Task to carry out: Report how many lines contain "icon". Give the number and nothing else.

Given data:
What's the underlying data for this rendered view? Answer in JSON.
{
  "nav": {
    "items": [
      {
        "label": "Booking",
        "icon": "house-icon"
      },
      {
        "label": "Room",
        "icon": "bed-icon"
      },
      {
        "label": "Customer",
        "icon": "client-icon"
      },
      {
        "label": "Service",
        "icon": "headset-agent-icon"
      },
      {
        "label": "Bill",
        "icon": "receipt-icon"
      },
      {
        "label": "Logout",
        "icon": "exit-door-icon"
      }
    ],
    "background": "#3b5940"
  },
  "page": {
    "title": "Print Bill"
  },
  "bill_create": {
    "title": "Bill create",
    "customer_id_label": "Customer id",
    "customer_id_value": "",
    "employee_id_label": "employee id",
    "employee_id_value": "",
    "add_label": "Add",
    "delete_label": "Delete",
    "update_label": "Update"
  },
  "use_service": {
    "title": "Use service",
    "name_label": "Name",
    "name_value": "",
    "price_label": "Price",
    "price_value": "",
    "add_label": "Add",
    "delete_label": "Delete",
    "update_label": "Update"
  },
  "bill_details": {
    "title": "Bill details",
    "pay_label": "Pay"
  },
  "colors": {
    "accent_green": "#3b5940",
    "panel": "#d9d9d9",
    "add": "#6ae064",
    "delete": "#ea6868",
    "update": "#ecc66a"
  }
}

Result: 6